Disposable is used in its ordinary sense to mean an article that is
disposed or discarded after a limited number of usage events,
preferably less than 25 or less than 10 or less than 2 usage
events.
[0080] In one embodiment, the nonwoven article may have a length of
from about 5 to about 60 cm, or from about 10 to about 20 cm, a
width of from 5 to about 30 cm, or from about 10 to about 20
cm.
[0081] In one embodiment, the nonwoven article may have a thickness
between about 0.5 mm and about 10 mm, for example between about 2
and about 5 mm.
[0082] In one embodiment, the nonwoven article is dry. By dry it is
meant that the article does not comprise more than about 5% by
weight of a liquid. The article may exhibit a moisture retention of
less than about 3 grams, or less than about 1 gram or less than
about 0.25 g or less than about 0.1 g before usage. The nonwoven
article may be dry-to-the-touch. By "dry-to-the-touch" it is meant
that the nonwoven article are free of water or other solvents in an
amount that would make them feel damp or wet to the touch. The
article may comprise less than about 3% or less than about 1% by
weight of liquid. The article may comprise less than about 5%, or
less than about 3%, or less than about 1% by weight of water.

* List of tasks:
**a.** Decide whether each statement agrees with the passage on the nonwoven article, answering yes or no and quoting the words of the passage that decide it. (i) A dry article holds no more than about 5% liquid by weight. (ii) The article may be up to about 100 cm long. (iii) The article may be between about 0.5 mm and about 10 mm thick.
**b.** Pick up the passage on the nonwoven article after its last sentence and continue it.
The data that come after this passage are separate material from it.

* Extracted records:
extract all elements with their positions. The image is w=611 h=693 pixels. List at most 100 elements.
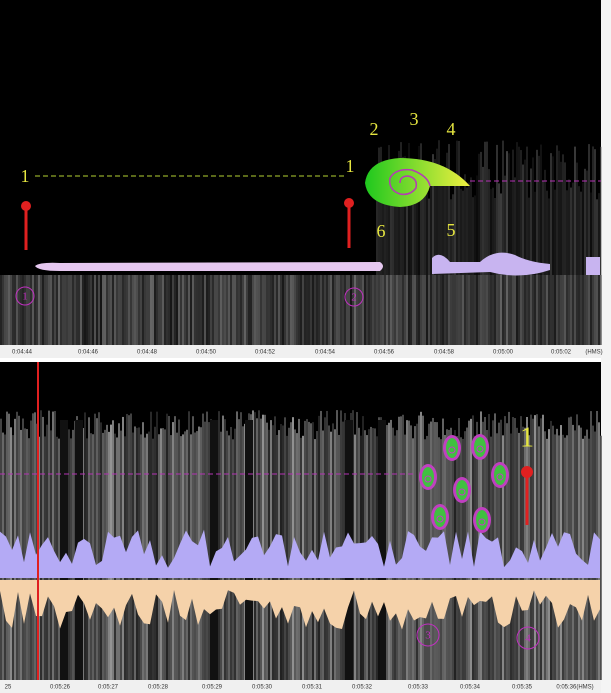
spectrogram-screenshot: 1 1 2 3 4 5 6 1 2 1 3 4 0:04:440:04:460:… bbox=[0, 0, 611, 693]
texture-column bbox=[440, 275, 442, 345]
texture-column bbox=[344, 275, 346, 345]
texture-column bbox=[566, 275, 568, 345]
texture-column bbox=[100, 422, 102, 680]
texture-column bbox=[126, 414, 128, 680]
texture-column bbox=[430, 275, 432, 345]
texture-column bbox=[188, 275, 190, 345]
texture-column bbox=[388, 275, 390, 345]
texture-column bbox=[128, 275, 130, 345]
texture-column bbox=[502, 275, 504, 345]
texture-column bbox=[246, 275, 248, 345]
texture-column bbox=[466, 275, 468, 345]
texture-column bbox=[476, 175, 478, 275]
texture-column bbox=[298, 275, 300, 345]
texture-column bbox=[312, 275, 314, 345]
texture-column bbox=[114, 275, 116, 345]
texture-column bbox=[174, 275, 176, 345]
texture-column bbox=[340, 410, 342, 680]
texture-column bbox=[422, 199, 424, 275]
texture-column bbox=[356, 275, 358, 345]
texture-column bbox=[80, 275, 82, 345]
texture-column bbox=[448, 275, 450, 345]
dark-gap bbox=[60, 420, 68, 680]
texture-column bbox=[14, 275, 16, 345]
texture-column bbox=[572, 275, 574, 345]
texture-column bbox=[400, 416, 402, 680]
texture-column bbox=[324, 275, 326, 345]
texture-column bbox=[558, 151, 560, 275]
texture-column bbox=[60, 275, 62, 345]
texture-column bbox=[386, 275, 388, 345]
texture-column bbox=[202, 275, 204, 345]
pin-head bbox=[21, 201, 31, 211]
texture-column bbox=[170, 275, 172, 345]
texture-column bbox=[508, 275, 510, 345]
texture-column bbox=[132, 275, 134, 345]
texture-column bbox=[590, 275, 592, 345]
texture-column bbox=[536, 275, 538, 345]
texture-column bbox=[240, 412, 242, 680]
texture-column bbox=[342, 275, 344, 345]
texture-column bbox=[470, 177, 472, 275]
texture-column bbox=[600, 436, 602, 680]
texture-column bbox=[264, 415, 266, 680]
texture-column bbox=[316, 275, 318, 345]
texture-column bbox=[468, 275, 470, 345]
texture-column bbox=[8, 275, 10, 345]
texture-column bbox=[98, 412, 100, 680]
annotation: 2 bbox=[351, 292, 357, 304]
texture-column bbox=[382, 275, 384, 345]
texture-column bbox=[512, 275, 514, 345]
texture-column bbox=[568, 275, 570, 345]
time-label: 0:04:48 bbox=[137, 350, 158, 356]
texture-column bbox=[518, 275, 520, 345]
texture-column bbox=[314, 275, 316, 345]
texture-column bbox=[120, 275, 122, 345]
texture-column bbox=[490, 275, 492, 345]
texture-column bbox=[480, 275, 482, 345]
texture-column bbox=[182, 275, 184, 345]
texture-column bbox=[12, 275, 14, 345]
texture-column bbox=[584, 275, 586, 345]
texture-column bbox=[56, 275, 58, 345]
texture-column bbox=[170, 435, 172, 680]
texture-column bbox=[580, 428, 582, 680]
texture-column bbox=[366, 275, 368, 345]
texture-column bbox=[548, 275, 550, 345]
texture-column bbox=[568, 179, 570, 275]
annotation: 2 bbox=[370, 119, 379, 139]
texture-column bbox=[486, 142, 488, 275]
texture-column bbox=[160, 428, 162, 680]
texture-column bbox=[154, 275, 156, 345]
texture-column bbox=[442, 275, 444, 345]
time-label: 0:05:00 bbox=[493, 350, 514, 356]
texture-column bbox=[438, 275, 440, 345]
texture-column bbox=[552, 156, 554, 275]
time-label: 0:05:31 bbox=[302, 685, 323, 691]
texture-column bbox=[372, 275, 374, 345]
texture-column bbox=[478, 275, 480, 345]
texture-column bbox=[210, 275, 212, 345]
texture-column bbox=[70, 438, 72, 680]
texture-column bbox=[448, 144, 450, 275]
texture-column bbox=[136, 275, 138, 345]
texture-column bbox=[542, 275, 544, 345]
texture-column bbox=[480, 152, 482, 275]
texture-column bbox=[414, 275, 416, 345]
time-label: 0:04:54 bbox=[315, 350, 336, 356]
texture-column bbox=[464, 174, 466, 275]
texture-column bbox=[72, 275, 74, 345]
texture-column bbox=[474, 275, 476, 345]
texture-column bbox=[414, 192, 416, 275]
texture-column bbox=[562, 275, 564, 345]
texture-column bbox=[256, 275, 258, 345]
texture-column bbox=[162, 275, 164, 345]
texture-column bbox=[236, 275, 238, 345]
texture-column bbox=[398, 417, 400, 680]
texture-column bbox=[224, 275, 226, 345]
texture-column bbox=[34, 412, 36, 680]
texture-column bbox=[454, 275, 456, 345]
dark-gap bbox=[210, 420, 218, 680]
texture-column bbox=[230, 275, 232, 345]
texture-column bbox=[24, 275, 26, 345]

...

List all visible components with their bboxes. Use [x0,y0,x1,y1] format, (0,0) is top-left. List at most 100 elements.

* Results of the exercise:
**a.**
(i) Yes: "does not comprise more than about 5% by weight of a liquid."
(ii) No: "may have a length of from about 5 to about 60 cm, or from about 10 to about 20 cm."
(iii) Yes: "may have a thickness between about 0.5 mm and about 10 mm."

**b.**
[0083] In one embodiment, the nonwoven article may comprise an
additive. The additive may improve cleaning performance and/or
enhance the cleaning experience. The additive may comprise wax,
such as microcrystalline wax, oil, adhesive, perfume and
combinations thereof.
[0084] In one embodiment, the nonwoven article may be
pre-moistened. The nonwoven article may comprise a liquid. The
nonwoven article may comprise at least about 1%, or at least about
3%, or at least about 5%, by weight of a liquid. The liquid may
provides improved cleaning of a target surface, such as a floor.
The liquid may not require a post-cleaning rinsing operation. The
nonwoven article may be loaded with at least about 1, 1.5 or 2
grams of liquid per gram of dry substrate, but typically not more
than about 5 grams per gram. The liquid may comprise a surfactant,
such as APG surfactant, agglomerating chemicals, disinfectants,
bleaching solutions, perfumes, secondary surfactants etc.
[0085] In one embodiment, the nonwoven article may comprise layers,
to provide for absorption and storage of cleaning fluid deposited
on the target surface. If desired, the nonwoven article may
comprise absorbent gelling materials to increase the absorbent
capacity of the nonwoven article. The absorbent gelling materials
may be distributed within the nonwoven article in such a manner to
avoid rapid absorbency and absorb fluids slowly, to provide for the
most effective use of the nonwoven article.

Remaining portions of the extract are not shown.